Stored data ▸
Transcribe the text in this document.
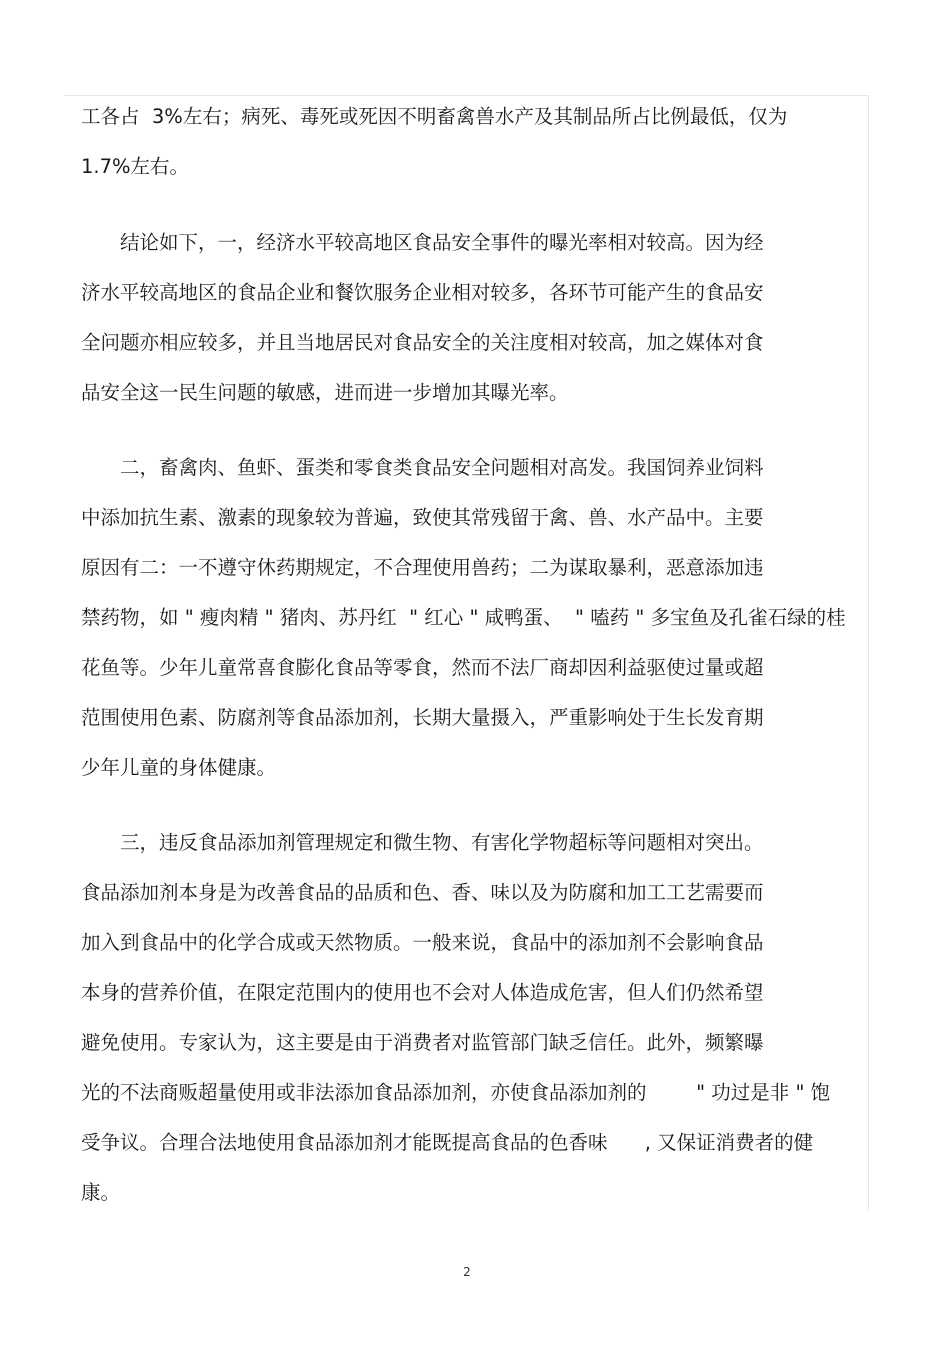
工各占  3%左右；病死、毒死或死因不明畜禽兽水产及其制品所占比例最低，仅为
1.7%左右。
结论如下，一，经济水平较高地区食品安全事件的曝光率相对较高。因为经
济水平较高地区的食品企业和餐饮服务企业相对较多，各环节可能产生的食品安
全问题亦相应较多，并且当地居民对食品安全的关注度相对较高，加之媒体对食
品安全这一民生问题的敏感，进而进一步增加其曝光率。
二，畜禽肉、鱼虾、蛋类和零食类食品安全问题相对高发。我国饲养业饲料
中添加抗生素、激素的现象较为普遍，致使其常残留于禽、兽、水产品中。主要
原因有二：一不遵守休药期规定，不合理使用兽药；二为谋取暴利，恶意添加违
禁药物，如 " 瘦肉精 " 猪肉、苏丹红  " 红心 " 咸鸭蛋、  " 嗑药 " 多宝鱼及孔雀石绿的桂
花鱼等。少年儿童常喜食膨化食品等零食，然而不法厂商却因利益驱使过量或超
范围使用色素、防腐剂等食品添加剂，长期大量摄入，严重影响处于生长发育期
少年儿童的身体健康。
三，违反食品添加剂管理规定和微生物、有害化学物超标等问题相对突出。
食品添加剂本身是为改善食品的品质和色、香、味以及为防腐和加工工艺需要而
加入到食品中的化学合成或天然物质。一般来说，食品中的添加剂不会影响食品
本身的营养价值，在限定范围内的使用也不会对人体造成危害，但人们仍然希望
避免使用。专家认为，这主要是由于消费者对监管部门缺乏信任。此外，频繁曝
光的不法商贩超量使用或非法添加食品添加剂，亦使食品添加剂的        " 功过是非 " 饱
受争议。合理合法地使用食品添加剂才能既提高食品的色香味      , 又保证消费者的健
康。
2
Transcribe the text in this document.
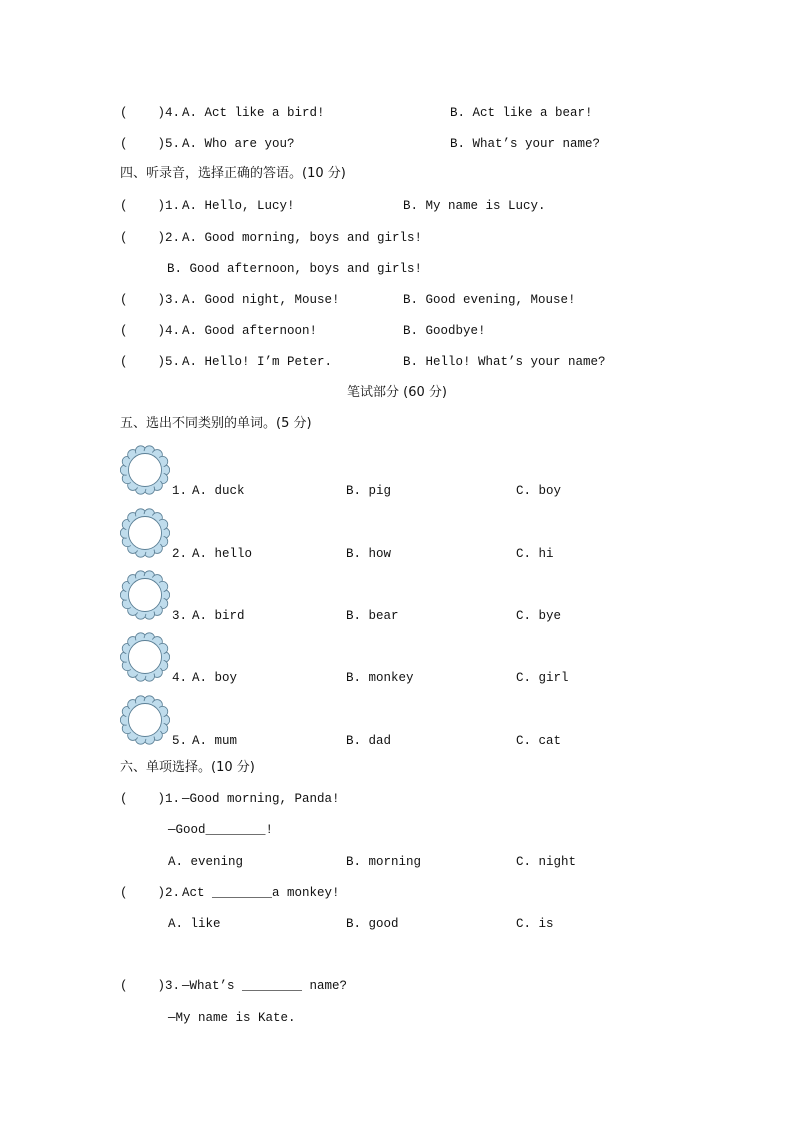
(    )4. A. Act like a bird!	B. Act like a bear!
(    )5. A. Who are you?	B. What’s your name?
四、听录音，选择正确的答语。(10 分)
(    )1. A. Hello, Lucy!	B. My name is Lucy.
(    )2. A. Good morning, boys and girls!
B. Good afternoon, boys and girls!
(    )3. A. Good night, Mouse!	B. Good evening, Mouse!
(    )4. A. Good afternoon!	B. Goodbye!
(    )5. A. Hello! I’m Peter.	B. Hello! What’s your name?
笔试部分 (60 分)
五、选出不同类别的单词。(5 分)
1. A. duck	B. pig	C. boy
2. A. hello	B. how	C. hi
3. A. bird	B. bear	C. bye
4. A. boy	B. monkey	C. girl
5. A. mum	B. dad	C. cat
六、单项选择。(10 分)
(    )1. —Good morning, Panda!
—Good________!
A. evening	B. morning	C. night
(    )2. Act ________a monkey!
A. like	B. good	C. is
(    )3. —What’s ________ name?
—My name is Kate.
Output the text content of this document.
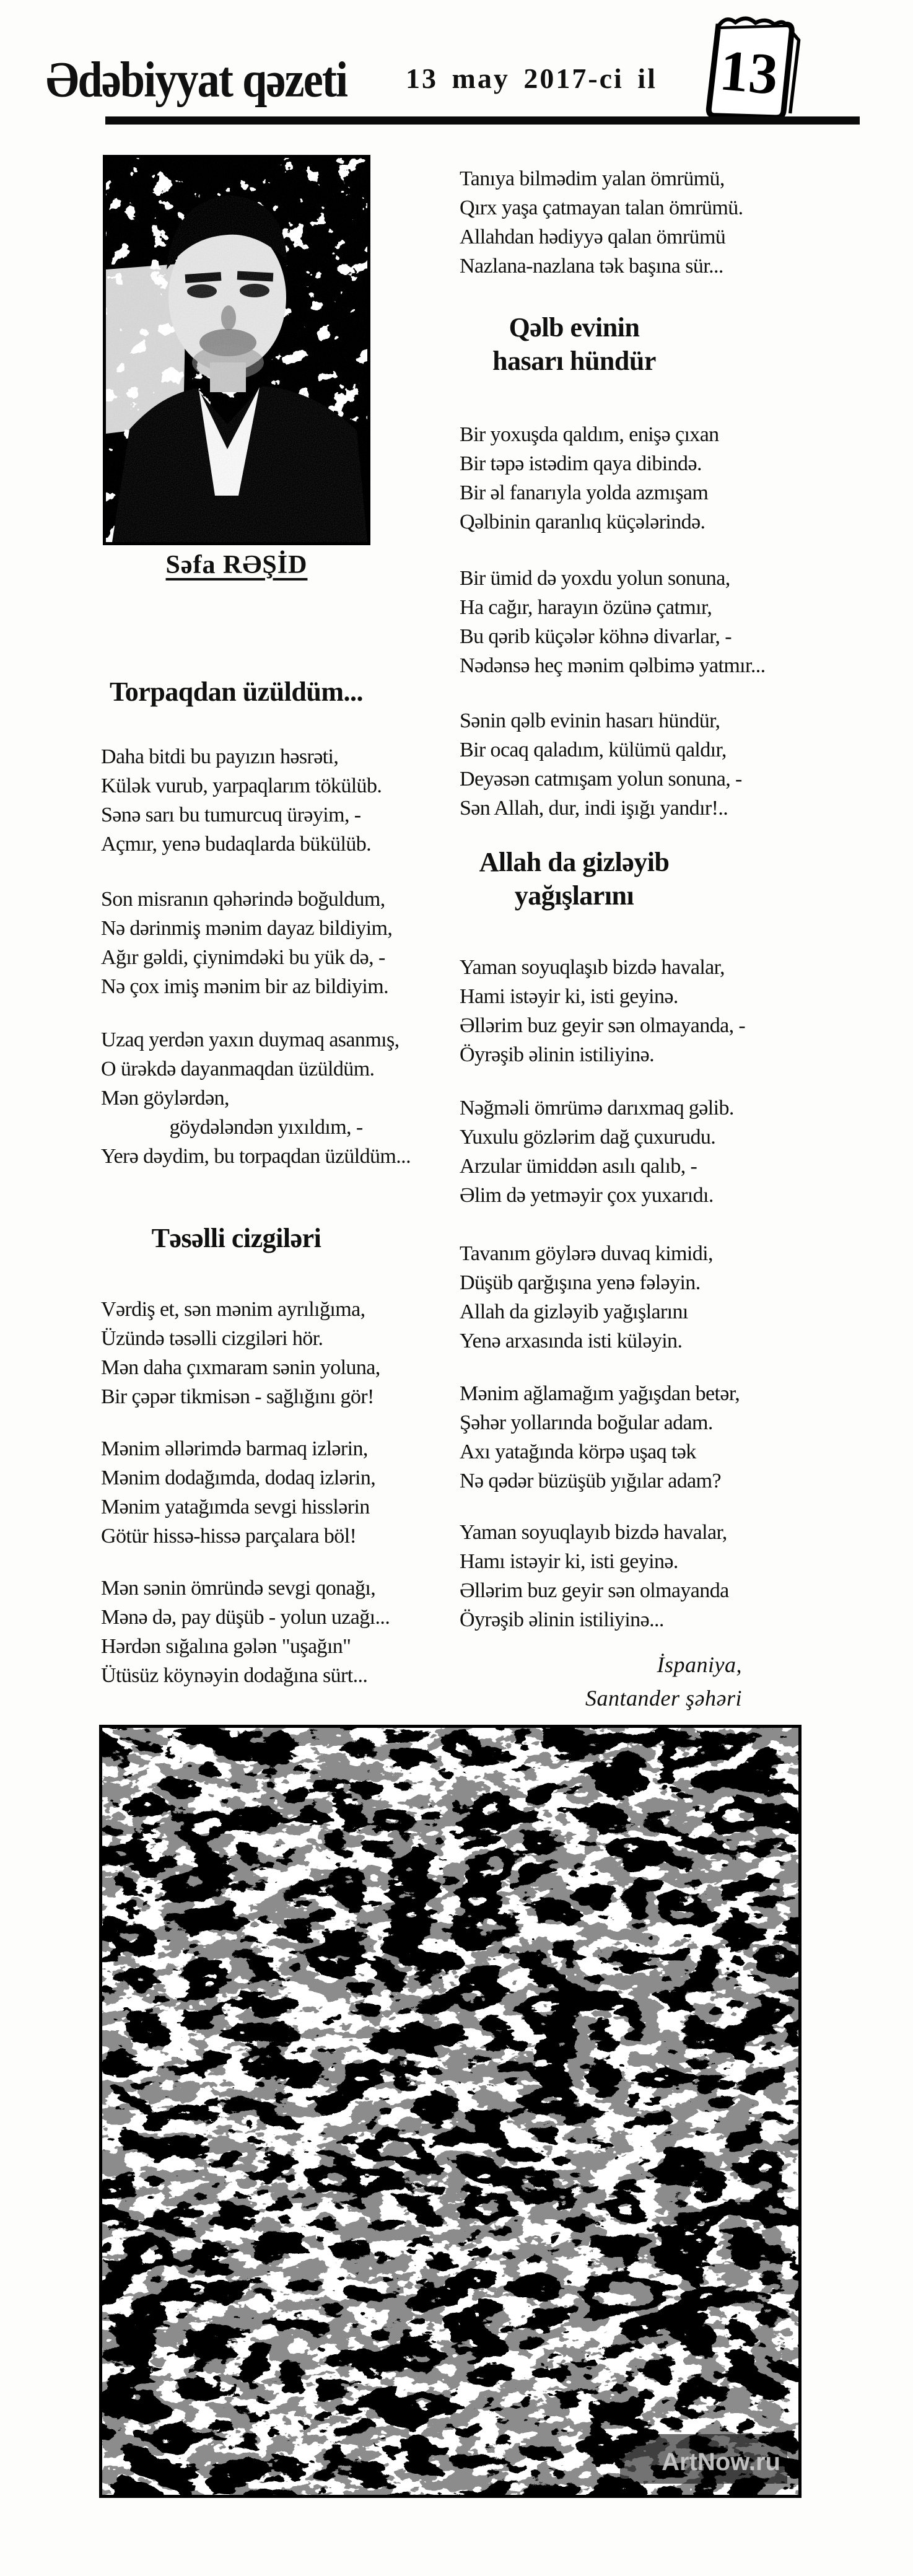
Ədəbiyyat qəzeti 13 may 2017-ci il 13
Səfa RƏŞİD
Torpaqdan üzüldüm...
Daha bitdi bu payızın həsrəti,
Külək vurub, yarpaqlarım tökülüb.
Sənə sarı bu tumurcuq ürəyim, -
Açmır, yenə budaqlarda bükülüb.
Son misranın qəhərində boğuldum,
Nə dərinmiş mənim dayaz bildiyim,
Ağır gəldi, çiynimdəki bu yük də, -
Nə çox imiş mənim bir az bildiyim.
Uzaq yerdən yaxın duymaq asanmış,
O ürəkdə dayanmaqdan üzüldüm.
Mən göylərdən,
göydələndən yıxıldım, -
Yerə dəydim, bu torpaqdan üzüldüm...
Təsəlli cizgiləri
Vərdiş et, sən mənim ayrılığıma,
Üzündə təsəlli cizgiləri hör.
Mən daha çıxmaram sənin yoluna,
Bir çəpər tikmisən - sağlığını gör!
Mənim əllərimdə barmaq izlərin,
Mənim dodağımda, dodaq izlərin,
Mənim yatağımda sevgi hisslərin
Götür hissə-hissə parçalara böl!
Mən sənin ömründə sevgi qonağı,
Mənə də, pay düşüb - yolun uzağı...
Hərdən sığalına gələn "uşağın"
Ütüsüz köynəyin dodağına sürt...
Tanıya bilmədim yalan ömrümü,
Qırx yaşa çatmayan talan ömrümü.
Allahdan hədiyyə qalan ömrümü
Nazlana-nazlana tək başına sür...
Qəlb evinin
hasarı hündür
Bir yoxuşda qaldım, enişə çıxan
Bir təpə istədim qaya dibində.
Bir əl fanarıyla yolda azmışam
Qəlbinin qaranlıq küçələrində.
Bir ümid də yoxdu yolun sonuna,
Ha cağır, harayın özünə çatmır,
Bu qərib küçələr köhnə divarlar, -
Nədənsə heç mənim qəlbimə yatmır...
Sənin qəlb evinin hasarı hündür,
Bir ocaq qaladım, külümü qaldır,
Deyəsən catmışam yolun sonuna, -
Sən Allah, dur, indi işığı yandır!..
Allah da gizləyib
yağışlarını
Yaman soyuqlaşıb bizdə havalar,
Hami istəyir ki, isti geyinə.
Əllərim buz geyir sən olmayanda, -
Öyrəşib əlinin istiliyinə.
Nəğməli ömrümə darıxmaq gəlib.
Yuxulu gözlərim dağ çuxurudu.
Arzular ümiddən asılı qalıb, -
Əlim də yetməyir çox yuxarıdı.
Tavanım göylərə duvaq kimidi,
Düşüb qarğışına yenə fələyin.
Allah da gizləyib yağışlarını
Yenə arxasında isti küləyin.
Mənim ağlamağım yağışdan betər,
Şəhər yollarında boğular adam.
Axı yatağında körpə uşaq tək
Nə qədər büzüşüb yığılar adam?
Yaman soyuqlayıb bizdə havalar,
Hamı istəyir ki, isti geyinə.
Əllərim buz geyir sən olmayanda
Öyrəşib əlinin istiliyinə...
İspaniya,
Santander şəhəri
ArtNow.ru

OBJECTIVE ▸
All of the lines above should be retyped precisely, apart from the pictures.

EXERCISE OUTPUT ▸
Transcribe the text in this document.
工各占  3%左右；病死、毒死或死因不明畜禽兽水产及其制品所占比例最低，仅为
1.7%左右。
结论如下，一，经济水平较高地区食品安全事件的曝光率相对较高。因为经
济水平较高地区的食品企业和餐饮服务企业相对较多，各环节可能产生的食品安
全问题亦相应较多，并且当地居民对食品安全的关注度相对较高，加之媒体对食
品安全这一民生问题的敏感，进而进一步增加其曝光率。
二，畜禽肉、鱼虾、蛋类和零食类食品安全问题相对高发。我国饲养业饲料
中添加抗生素、激素的现象较为普遍，致使其常残留于禽、兽、水产品中。主要
原因有二：一不遵守休药期规定，不合理使用兽药；二为谋取暴利，恶意添加违
禁药物，如 " 瘦肉精 " 猪肉、苏丹红  " 红心 " 咸鸭蛋、  " 嗑药 " 多宝鱼及孔雀石绿的桂
花鱼等。少年儿童常喜食膨化食品等零食，然而不法厂商却因利益驱使过量或超
范围使用色素、防腐剂等食品添加剂，长期大量摄入，严重影响处于生长发育期
少年儿童的身体健康。
三，违反食品添加剂管理规定和微生物、有害化学物超标等问题相对突出。
食品添加剂本身是为改善食品的品质和色、香、味以及为防腐和加工工艺需要而
加入到食品中的化学合成或天然物质。一般来说，食品中的添加剂不会影响食品
本身的营养价值，在限定范围内的使用也不会对人体造成危害，但人们仍然希望
避免使用。专家认为，这主要是由于消费者对监管部门缺乏信任。此外，频繁曝
光的不法商贩超量使用或非法添加食品添加剂，亦使食品添加剂的        " 功过是非 " 饱
受争议。合理合法地使用食品添加剂才能既提高食品的色香味      , 又保证消费者的健
康。
2
Transcribe the text in this document.
(    )4. A. Act like a bird!	B. Act like a bear!
(    )5. A. Who are you?	B. What’s your name?
四、听录音，选择正确的答语。(10 分)
(    )1. A. Hello, Lucy!	B. My name is Lucy.
(    )2. A. Good morning, boys and girls!
B. Good afternoon, boys and girls!
(    )3. A. Good night, Mouse!	B. Good evening, Mouse!
(    )4. A. Good afternoon!	B. Goodbye!
(    )5. A. Hello! I’m Peter.	B. Hello! What’s your name?
笔试部分 (60 分)
五、选出不同类别的单词。(5 分)
1. A. duck	B. pig	C. boy
2. A. hello	B. how	C. hi
3. A. bird	B. bear	C. bye
4. A. boy	B. monkey	C. girl
5. A. mum	B. dad	C. cat
六、单项选择。(10 分)
(    )1. —Good morning, Panda!
—Good________!
A. evening	B. morning	C. night
(    )2. Act ________a monkey!
A. like	B. good	C. is
(    )3. —What’s ________ name?
—My name is Kate.
Output the text content of this document.
Ədəbiyyat qəzeti 13 may 2017-ci il 13
Səfa RƏŞİD
Torpaqdan üzüldüm...
Daha bitdi bu payızın həsrəti,
Külək vurub, yarpaqlarım tökülüb.
Sənə sarı bu tumurcuq ürəyim, -
Açmır, yenə budaqlarda bükülüb.
Son misranın qəhərində boğuldum,
Nə dərinmiş mənim dayaz bildiyim,
Ağır gəldi, çiynimdəki bu yük də, -
Nə çox imiş mənim bir az bildiyim.
Uzaq yerdən yaxın duymaq asanmış,
O ürəkdə dayanmaqdan üzüldüm.
Mən göylərdən,
göydələndən yıxıldım, -
Yerə dəydim, bu torpaqdan üzüldüm...
Təsəlli cizgiləri
Vərdiş et, sən mənim ayrılığıma,
Üzündə təsəlli cizgiləri hör.
Mən daha çıxmaram sənin yoluna,
Bir çəpər tikmisən - sağlığını gör!
Mənim əllərimdə barmaq izlərin,
Mənim dodağımda, dodaq izlərin,
Mənim yatağımda sevgi hisslərin
Götür hissə-hissə parçalara böl!
Mən sənin ömründə sevgi qonağı,
Mənə də, pay düşüb - yolun uzağı...
Hərdən sığalına gələn "uşağın"
Ütüsüz köynəyin dodağına sürt...
Tanıya bilmədim yalan ömrümü,
Qırx yaşa çatmayan talan ömrümü.
Allahdan hədiyyə qalan ömrümü
Nazlana-nazlana tək başına sür...
Qəlb evinin
hasarı hündür
Bir yoxuşda qaldım, enişə çıxan
Bir təpə istədim qaya dibində.
Bir əl fanarıyla yolda azmışam
Qəlbinin qaranlıq küçələrində.
Bir ümid də yoxdu yolun sonuna,
Ha cağır, harayın özünə çatmır,
Bu qərib küçələr köhnə divarlar, -
Nədənsə heç mənim qəlbimə yatmır...
Sənin qəlb evinin hasarı hündür,
Bir ocaq qaladım, külümü qaldır,
Deyəsən catmışam yolun sonuna, -
Sən Allah, dur, indi işığı yandır!..
Allah da gizləyib
yağışlarını
Yaman soyuqlaşıb bizdə havalar,
Hami istəyir ki, isti geyinə.
Əllərim buz geyir sən olmayanda, -
Öyrəşib əlinin istiliyinə.
Nəğməli ömrümə darıxmaq gəlib.
Yuxulu gözlərim dağ çuxurudu.
Arzular ümiddən asılı qalıb, -
Əlim də yetməyir çox yuxarıdı.
Tavanım göylərə duvaq kimidi,
Düşüb qarğışına yenə fələyin.
Allah da gizləyib yağışlarını
Yenə arxasında isti küləyin.
Mənim ağlamağım yağışdan betər,
Şəhər yollarında boğular adam.
Axı yatağında körpə uşaq tək
Nə qədər büzüşüb yığılar adam?
Yaman soyuqlayıb bizdə havalar,
Hamı istəyir ki, isti geyinə.
Əllərim buz geyir sən olmayanda
Öyrəşib əlinin istiliyinə...
İspaniya,
Santander şəhəri
ArtNow.ru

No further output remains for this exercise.